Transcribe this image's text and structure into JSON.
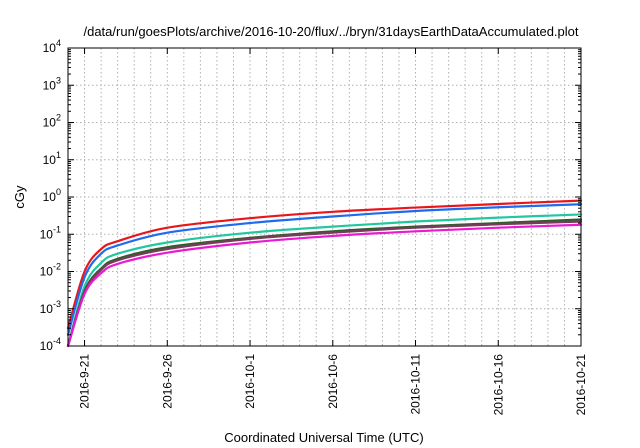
{
  "chart_data": {
    "type": "line",
    "title": "/data/run/goesPlots/archive/2016-10-20/flux/../bryn/31daysEarthDataAccumulated.plot",
    "xlabel": "Coordinated Universal Time (UTC)",
    "ylabel": "cGy",
    "x_unit": "date",
    "xlim": [
      "2016-09-20",
      "2016-10-21"
    ],
    "x_ticks": [
      "2016-9-21",
      "2016-9-26",
      "2016-10-1",
      "2016-10-6",
      "2016-10-11",
      "2016-10-16",
      "2016-10-21"
    ],
    "y_scale": "log",
    "ylim": [
      0.0001,
      10000
    ],
    "y_ticks": [
      {
        "base": "10",
        "exp": "-4"
      },
      {
        "base": "10",
        "exp": "-3"
      },
      {
        "base": "10",
        "exp": "-2"
      },
      {
        "base": "10",
        "exp": "-1"
      },
      {
        "base": "10",
        "exp": "0"
      },
      {
        "base": "10",
        "exp": "1"
      },
      {
        "base": "10",
        "exp": "2"
      },
      {
        "base": "10",
        "exp": "3"
      },
      {
        "base": "10",
        "exp": "4"
      }
    ],
    "grid": true,
    "legend": "none",
    "series": [
      {
        "color": "#e8161b",
        "x": [
          "2016-09-20",
          "2016-09-21",
          "2016-09-22",
          "2016-09-23",
          "2016-09-26",
          "2016-10-01",
          "2016-10-06",
          "2016-10-11",
          "2016-10-16",
          "2016-10-21"
        ],
        "y": [
          0.0003,
          0.01,
          0.04,
          0.065,
          0.15,
          0.27,
          0.4,
          0.52,
          0.65,
          0.8
        ]
      },
      {
        "color": "#1e6bf0",
        "x": [
          "2016-09-20",
          "2016-09-21",
          "2016-09-22",
          "2016-09-23",
          "2016-09-26",
          "2016-10-01",
          "2016-10-06",
          "2016-10-11",
          "2016-10-16",
          "2016-10-21"
        ],
        "y": [
          0.0002,
          0.007,
          0.03,
          0.05,
          0.11,
          0.2,
          0.3,
          0.42,
          0.53,
          0.64
        ]
      },
      {
        "color": "#22c7a0",
        "x": [
          "2016-09-20",
          "2016-09-21",
          "2016-09-22",
          "2016-09-23",
          "2016-09-26",
          "2016-10-01",
          "2016-10-06",
          "2016-10-11",
          "2016-10-16",
          "2016-10-21"
        ],
        "y": [
          0.0001,
          0.004,
          0.017,
          0.03,
          0.06,
          0.11,
          0.16,
          0.22,
          0.28,
          0.34
        ]
      },
      {
        "color": "#2d5e2d",
        "x": [
          "2016-09-20",
          "2016-09-21",
          "2016-09-22",
          "2016-09-23",
          "2016-09-26",
          "2016-10-01",
          "2016-10-06",
          "2016-10-11",
          "2016-10-16",
          "2016-10-21"
        ],
        "y": [
          0.0001,
          0.003,
          0.012,
          0.022,
          0.045,
          0.08,
          0.12,
          0.16,
          0.2,
          0.25
        ]
      },
      {
        "color": "#7a3a5a",
        "x": [
          "2016-09-20",
          "2016-09-21",
          "2016-09-22",
          "2016-09-23",
          "2016-09-26",
          "2016-10-01",
          "2016-10-06",
          "2016-10-11",
          "2016-10-16",
          "2016-10-21"
        ],
        "y": [
          0.0001,
          0.0028,
          0.011,
          0.02,
          0.04,
          0.075,
          0.11,
          0.15,
          0.185,
          0.22
        ]
      },
      {
        "color": "#e81ad2",
        "x": [
          "2016-09-20",
          "2016-09-21",
          "2016-09-22",
          "2016-09-23",
          "2016-09-26",
          "2016-10-01",
          "2016-10-06",
          "2016-10-11",
          "2016-10-16",
          "2016-10-21"
        ],
        "y": [
          0.0001,
          0.0025,
          0.009,
          0.016,
          0.032,
          0.06,
          0.09,
          0.12,
          0.15,
          0.18
        ]
      }
    ]
  }
}
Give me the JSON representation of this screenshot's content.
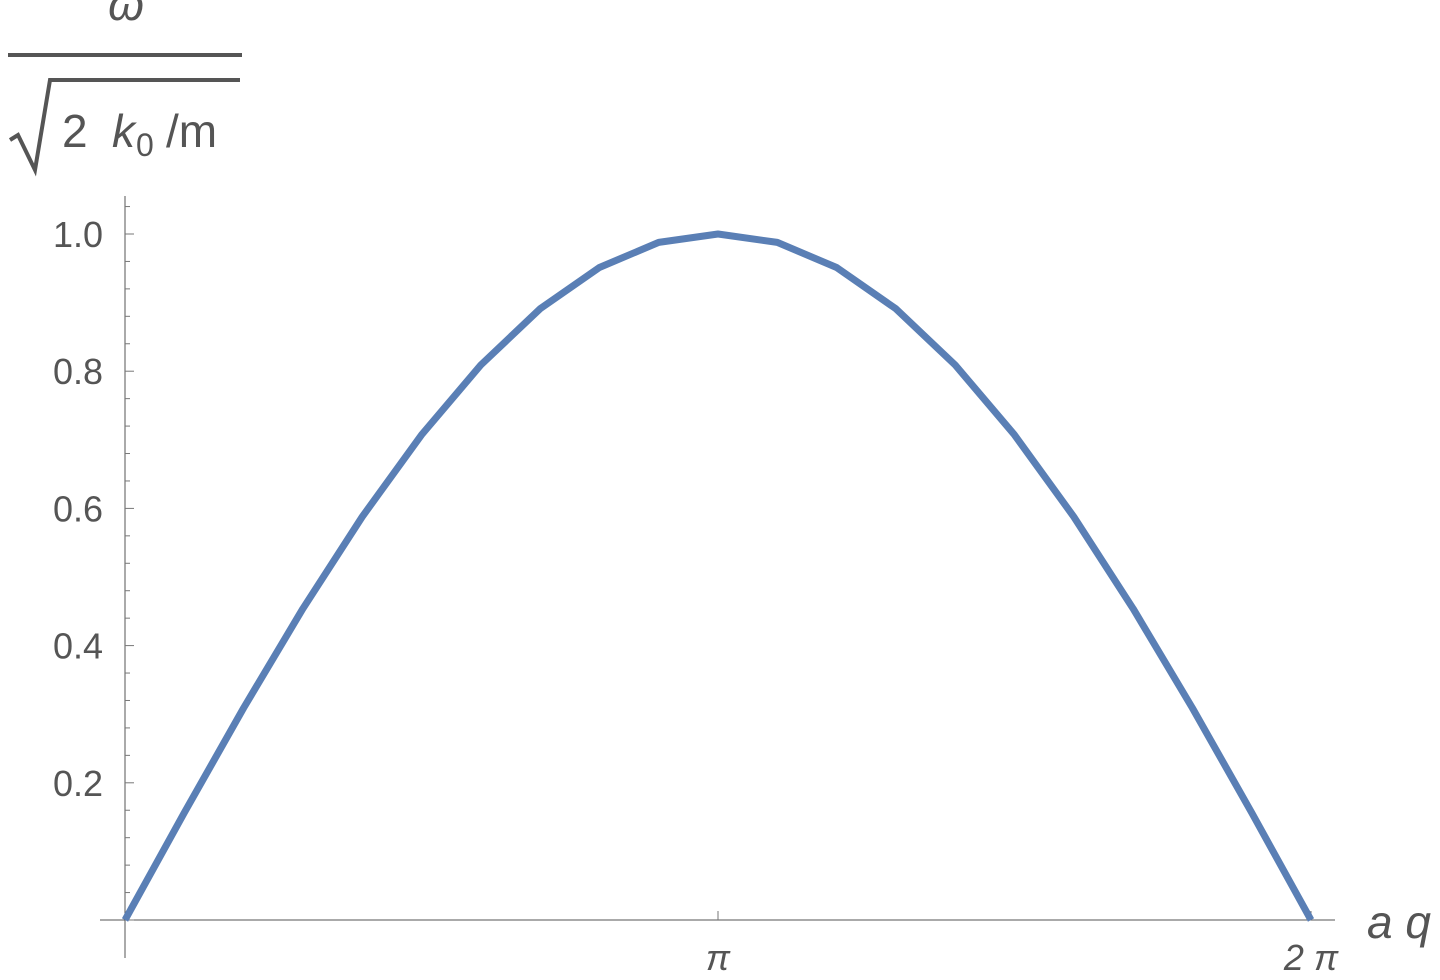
{
  "chart_data": {
    "type": "line",
    "title": "",
    "xlabel": "a q",
    "ylabel": {
      "numerator": "ω",
      "radicand_coefficient": "2",
      "radicand_symbol": "k",
      "radicand_subscript": "0",
      "radicand_divisor": "/m"
    },
    "xlim": [
      0,
      6.2832
    ],
    "ylim": [
      0,
      1.0
    ],
    "x_ticks": [
      {
        "value": 3.14159,
        "label": "π"
      },
      {
        "value": 6.28319,
        "label": "2 π"
      }
    ],
    "y_ticks": [
      {
        "value": 0.2,
        "label": "0.2"
      },
      {
        "value": 0.4,
        "label": "0.4"
      },
      {
        "value": 0.6,
        "label": "0.6"
      },
      {
        "value": 0.8,
        "label": "0.8"
      },
      {
        "value": 1.0,
        "label": "1.0"
      }
    ],
    "grid": false,
    "series": [
      {
        "color": "#5a7fb5",
        "x": [
          0,
          0.3142,
          0.6283,
          0.9425,
          1.2566,
          1.5708,
          1.885,
          2.1991,
          2.5133,
          2.8274,
          3.1416,
          3.4558,
          3.7699,
          4.0841,
          4.3982,
          4.7124,
          5.0265,
          5.3407,
          5.6549,
          5.969,
          6.2832
        ],
        "y": [
          0,
          0.1564,
          0.309,
          0.454,
          0.5878,
          0.7071,
          0.809,
          0.891,
          0.9511,
          0.9877,
          1.0,
          0.9877,
          0.9511,
          0.891,
          0.809,
          0.7071,
          0.5878,
          0.454,
          0.309,
          0.1564,
          0
        ]
      }
    ]
  }
}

----------

**Work required**
Transcribe the full listing above exactly, with the images removed.

**Exercise answer**
Transcribe this image's text and structure into JSON.
{
  "chart_data": {
    "type": "line",
    "title": "/data/run/goesPlots/archive/2016-10-20/flux/../bryn/31daysEarthDataAccumulated.plot",
    "xlabel": "Coordinated Universal Time (UTC)",
    "ylabel": "cGy",
    "x_unit": "date",
    "xlim": [
      "2016-09-20",
      "2016-10-21"
    ],
    "x_ticks": [
      "2016-9-21",
      "2016-9-26",
      "2016-10-1",
      "2016-10-6",
      "2016-10-11",
      "2016-10-16",
      "2016-10-21"
    ],
    "y_scale": "log",
    "ylim": [
      0.0001,
      10000
    ],
    "y_ticks": [
      {
        "base": "10",
        "exp": "-4"
      },
      {
        "base": "10",
        "exp": "-3"
      },
      {
        "base": "10",
        "exp": "-2"
      },
      {
        "base": "10",
        "exp": "-1"
      },
      {
        "base": "10",
        "exp": "0"
      },
      {
        "base": "10",
        "exp": "1"
      },
      {
        "base": "10",
        "exp": "2"
      },
      {
        "base": "10",
        "exp": "3"
      },
      {
        "base": "10",
        "exp": "4"
      }
    ],
    "grid": true,
    "legend": "none",
    "series": [
      {
        "color": "#e8161b",
        "x": [
          "2016-09-20",
          "2016-09-21",
          "2016-09-22",
          "2016-09-23",
          "2016-09-26",
          "2016-10-01",
          "2016-10-06",
          "2016-10-11",
          "2016-10-16",
          "2016-10-21"
        ],
        "y": [
          0.0003,
          0.01,
          0.04,
          0.065,
          0.15,
          0.27,
          0.4,
          0.52,
          0.65,
          0.8
        ]
      },
      {
        "color": "#1e6bf0",
        "x": [
          "2016-09-20",
          "2016-09-21",
          "2016-09-22",
          "2016-09-23",
          "2016-09-26",
          "2016-10-01",
          "2016-10-06",
          "2016-10-11",
          "2016-10-16",
          "2016-10-21"
        ],
        "y": [
          0.0002,
          0.007,
          0.03,
          0.05,
          0.11,
          0.2,
          0.3,
          0.42,
          0.53,
          0.64
        ]
      },
      {
        "color": "#22c7a0",
        "x": [
          "2016-09-20",
          "2016-09-21",
          "2016-09-22",
          "2016-09-23",
          "2016-09-26",
          "2016-10-01",
          "2016-10-06",
          "2016-10-11",
          "2016-10-16",
          "2016-10-21"
        ],
        "y": [
          0.0001,
          0.004,
          0.017,
          0.03,
          0.06,
          0.11,
          0.16,
          0.22,
          0.28,
          0.34
        ]
      },
      {
        "color": "#2d5e2d",
        "x": [
          "2016-09-20",
          "2016-09-21",
          "2016-09-22",
          "2016-09-23",
          "2016-09-26",
          "2016-10-01",
          "2016-10-06",
          "2016-10-11",
          "2016-10-16",
          "2016-10-21"
        ],
        "y": [
          0.0001,
          0.003,
          0.012,
          0.022,
          0.045,
          0.08,
          0.12,
          0.16,
          0.2,
          0.25
        ]
      },
      {
        "color": "#7a3a5a",
        "x": [
          "2016-09-20",
          "2016-09-21",
          "2016-09-22",
          "2016-09-23",
          "2016-09-26",
          "2016-10-01",
          "2016-10-06",
          "2016-10-11",
          "2016-10-16",
          "2016-10-21"
        ],
        "y": [
          0.0001,
          0.0028,
          0.011,
          0.02,
          0.04,
          0.075,
          0.11,
          0.15,
          0.185,
          0.22
        ]
      },
      {
        "color": "#e81ad2",
        "x": [
          "2016-09-20",
          "2016-09-21",
          "2016-09-22",
          "2016-09-23",
          "2016-09-26",
          "2016-10-01",
          "2016-10-06",
          "2016-10-11",
          "2016-10-16",
          "2016-10-21"
        ],
        "y": [
          0.0001,
          0.0025,
          0.009,
          0.016,
          0.032,
          0.06,
          0.09,
          0.12,
          0.15,
          0.18
        ]
      }
    ]
  }
}
Give me the JSON representation of this screenshot's content.
{
  "chart_data": {
    "type": "line",
    "title": "",
    "xlabel": "a q",
    "ylabel": {
      "numerator": "ω",
      "radicand_coefficient": "2",
      "radicand_symbol": "k",
      "radicand_subscript": "0",
      "radicand_divisor": "/m"
    },
    "xlim": [
      0,
      6.2832
    ],
    "ylim": [
      0,
      1.0
    ],
    "x_ticks": [
      {
        "value": 3.14159,
        "label": "π"
      },
      {
        "value": 6.28319,
        "label": "2 π"
      }
    ],
    "y_ticks": [
      {
        "value": 0.2,
        "label": "0.2"
      },
      {
        "value": 0.4,
        "label": "0.4"
      },
      {
        "value": 0.6,
        "label": "0.6"
      },
      {
        "value": 0.8,
        "label": "0.8"
      },
      {
        "value": 1.0,
        "label": "1.0"
      }
    ],
    "grid": false,
    "series": [
      {
        "color": "#5a7fb5",
        "x": [
          0,
          0.3142,
          0.6283,
          0.9425,
          1.2566,
          1.5708,
          1.885,
          2.1991,
          2.5133,
          2.8274,
          3.1416,
          3.4558,
          3.7699,
          4.0841,
          4.3982,
          4.7124,
          5.0265,
          5.3407,
          5.6549,
          5.969,
          6.2832
        ],
        "y": [
          0,
          0.1564,
          0.309,
          0.454,
          0.5878,
          0.7071,
          0.809,
          0.891,
          0.9511,
          0.9877,
          1.0,
          0.9877,
          0.9511,
          0.891,
          0.809,
          0.7071,
          0.5878,
          0.454,
          0.309,
          0.1564,
          0
        ]
      }
    ]
  }
}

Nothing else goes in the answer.